▸ **WHAT TO DO**
Every line below is to be copied exactly, with the pictures left out.

▸ **DATA TO USE**
:::::
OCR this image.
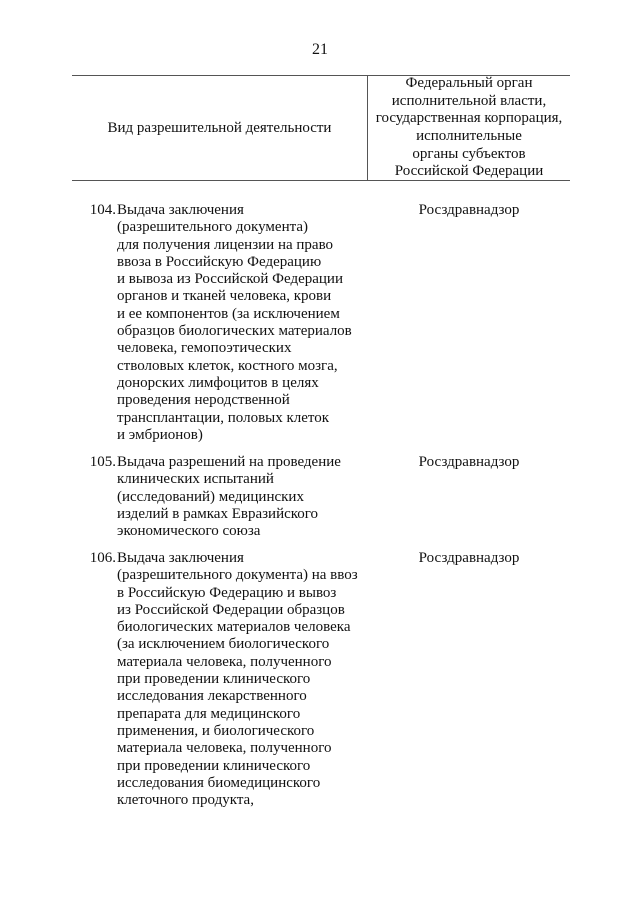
21
Вид разрешительной деятельности
Федеральный орган
исполнительной власти,
государственная корпорация,
исполнительные
органы субъектов
Российской Федерации
104. Выдача заключения
(разрешительного документа)
для получения лицензии на право
ввоза в Российскую Федерацию
и вывоза из Российской Федерации
органов и тканей человека, крови
и ее компонентов (за исключением
образцов биологических материалов
человека, гемопоэтических
стволовых клеток, костного мозга,
донорских лимфоцитов в целях
проведения неродственной
трансплантации, половых клеток
и эмбрионов)
Росздравнадзор
105. Выдача разрешений на проведение
клинических испытаний
(исследований) медицинских
изделий в рамках Евразийского
экономического союза
Росздравнадзор
106. Выдача заключения
(разрешительного документа) на ввоз
в Российскую Федерацию и вывоз
из Российской Федерации образцов
биологических материалов человека
(за исключением биологического
материала человека, полученного
при проведении клинического
исследования лекарственного
препарата для медицинского
применения, и биологического
материала человека, полученного
при проведении клинического
исследования биомедицинского
клеточного продукта,
Росздравнадзор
:::::
▸ **COMPLETE ANSWER**
OCR this image.
21
Вид разрешительной деятельности
Федеральный орган
исполнительной власти,
государственная корпорация,
исполнительные
органы субъектов
Российской Федерации
104. Выдача заключения
(разрешительного документа)
для получения лицензии на право
ввоза в Российскую Федерацию
и вывоза из Российской Федерации
органов и тканей человека, крови
и ее компонентов (за исключением
образцов биологических материалов
человека, гемопоэтических
стволовых клеток, костного мозга,
донорских лимфоцитов в целях
проведения неродственной
трансплантации, половых клеток
и эмбрионов)
Росздравнадзор
105. Выдача разрешений на проведение
клинических испытаний
(исследований) медицинских
изделий в рамках Евразийского
экономического союза
Росздравнадзор
106. Выдача заключения
(разрешительного документа) на ввоз
в Российскую Федерацию и вывоз
из Российской Федерации образцов
биологических материалов человека
(за исключением биологического
материала человека, полученного
при проведении клинического
исследования лекарственного
препарата для медицинского
применения, и биологического
материала человека, полученного
при проведении клинического
исследования биомедицинского
клеточного продукта,
Росздравнадзор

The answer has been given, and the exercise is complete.